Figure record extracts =
=======
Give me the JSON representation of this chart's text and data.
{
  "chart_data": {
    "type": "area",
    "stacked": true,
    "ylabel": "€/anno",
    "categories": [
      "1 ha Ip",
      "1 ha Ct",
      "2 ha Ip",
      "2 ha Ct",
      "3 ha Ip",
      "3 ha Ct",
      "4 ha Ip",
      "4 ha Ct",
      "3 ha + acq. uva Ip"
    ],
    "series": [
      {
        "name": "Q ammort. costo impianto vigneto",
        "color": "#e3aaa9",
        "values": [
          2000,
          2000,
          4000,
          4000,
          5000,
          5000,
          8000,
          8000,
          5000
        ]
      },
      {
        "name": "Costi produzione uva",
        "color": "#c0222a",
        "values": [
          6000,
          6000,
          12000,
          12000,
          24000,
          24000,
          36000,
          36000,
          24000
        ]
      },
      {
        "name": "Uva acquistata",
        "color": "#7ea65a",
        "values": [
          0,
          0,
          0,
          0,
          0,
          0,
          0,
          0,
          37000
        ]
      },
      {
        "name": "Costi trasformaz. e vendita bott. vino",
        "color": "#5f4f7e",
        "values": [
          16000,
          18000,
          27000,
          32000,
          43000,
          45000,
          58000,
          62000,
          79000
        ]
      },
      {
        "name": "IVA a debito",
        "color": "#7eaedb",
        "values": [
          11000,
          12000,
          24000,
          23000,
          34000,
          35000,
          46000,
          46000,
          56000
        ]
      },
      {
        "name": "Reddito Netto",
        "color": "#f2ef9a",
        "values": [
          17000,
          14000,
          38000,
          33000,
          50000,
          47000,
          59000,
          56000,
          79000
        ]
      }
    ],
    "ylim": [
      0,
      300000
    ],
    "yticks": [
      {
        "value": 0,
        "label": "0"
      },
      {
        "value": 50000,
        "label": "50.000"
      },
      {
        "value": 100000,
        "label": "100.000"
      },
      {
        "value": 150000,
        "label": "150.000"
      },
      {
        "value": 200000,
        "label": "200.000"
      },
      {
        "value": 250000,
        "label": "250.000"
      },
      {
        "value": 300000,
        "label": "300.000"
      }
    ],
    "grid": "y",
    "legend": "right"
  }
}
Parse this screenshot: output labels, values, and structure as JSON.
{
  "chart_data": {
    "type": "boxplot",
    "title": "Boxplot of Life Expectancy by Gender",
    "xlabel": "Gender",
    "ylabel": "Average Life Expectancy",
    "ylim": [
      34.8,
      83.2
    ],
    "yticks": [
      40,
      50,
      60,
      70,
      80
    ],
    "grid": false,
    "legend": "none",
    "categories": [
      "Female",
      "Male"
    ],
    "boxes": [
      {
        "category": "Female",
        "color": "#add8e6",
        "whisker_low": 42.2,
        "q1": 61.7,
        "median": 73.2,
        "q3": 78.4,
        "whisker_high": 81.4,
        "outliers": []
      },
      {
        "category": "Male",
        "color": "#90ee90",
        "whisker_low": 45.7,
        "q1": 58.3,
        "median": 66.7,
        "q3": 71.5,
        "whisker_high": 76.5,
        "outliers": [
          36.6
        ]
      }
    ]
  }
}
=======
STATED GOAL =
Please output every record, keeping each line exact.

TASK RESULT =
Give me the JSON representation of this chart's text and data.
{
  "chart_data": {
    "type": "area",
    "stacked": true,
    "ylabel": "€/anno",
    "categories": [
      "1 ha Ip",
      "1 ha Ct",
      "2 ha Ip",
      "2 ha Ct",
      "3 ha Ip",
      "3 ha Ct",
      "4 ha Ip",
      "4 ha Ct",
      "3 ha + acq. uva Ip"
    ],
    "series": [
      {
        "name": "Q ammort. costo impianto vigneto",
        "color": "#e3aaa9",
        "values": [
          2000,
          2000,
          4000,
          4000,
          5000,
          5000,
          8000,
          8000,
          5000
        ]
      },
      {
        "name": "Costi produzione uva",
        "color": "#c0222a",
        "values": [
          6000,
          6000,
          12000,
          12000,
          24000,
          24000,
          36000,
          36000,
          24000
        ]
      },
      {
        "name": "Uva acquistata",
        "color": "#7ea65a",
        "values": [
          0,
          0,
          0,
          0,
          0,
          0,
          0,
          0,
          37000
        ]
      },
      {
        "name": "Costi trasformaz. e vendita bott. vino",
        "color": "#5f4f7e",
        "values": [
          16000,
          18000,
          27000,
          32000,
          43000,
          45000,
          58000,
          62000,
          79000
        ]
      },
      {
        "name": "IVA a debito",
        "color": "#7eaedb",
        "values": [
          11000,
          12000,
          24000,
          23000,
          34000,
          35000,
          46000,
          46000,
          56000
        ]
      },
      {
        "name": "Reddito Netto",
        "color": "#f2ef9a",
        "values": [
          17000,
          14000,
          38000,
          33000,
          50000,
          47000,
          59000,
          56000,
          79000
        ]
      }
    ],
    "ylim": [
      0,
      300000
    ],
    "yticks": [
      {
        "value": 0,
        "label": "0"
      },
      {
        "value": 50000,
        "label": "50.000"
      },
      {
        "value": 100000,
        "label": "100.000"
      },
      {
        "value": 150000,
        "label": "150.000"
      },
      {
        "value": 200000,
        "label": "200.000"
      },
      {
        "value": 250000,
        "label": "250.000"
      },
      {
        "value": 300000,
        "label": "300.000"
      }
    ],
    "grid": "y",
    "legend": "right"
  }
}
Parse this screenshot: output labels, values, and structure as JSON.
{
  "chart_data": {
    "type": "boxplot",
    "title": "Boxplot of Life Expectancy by Gender",
    "xlabel": "Gender",
    "ylabel": "Average Life Expectancy",
    "ylim": [
      34.8,
      83.2
    ],
    "yticks": [
      40,
      50,
      60,
      70,
      80
    ],
    "grid": false,
    "legend": "none",
    "categories": [
      "Female",
      "Male"
    ],
    "boxes": [
      {
        "category": "Female",
        "color": "#add8e6",
        "whisker_low": 42.2,
        "q1": 61.7,
        "median": 73.2,
        "q3": 78.4,
        "whisker_high": 81.4,
        "outliers": []
      },
      {
        "category": "Male",
        "color": "#90ee90",
        "whisker_low": 45.7,
        "q1": 58.3,
        "median": 66.7,
        "q3": 71.5,
        "whisker_high": 76.5,
        "outliers": [
          36.6
        ]
      }
    ]
  }
}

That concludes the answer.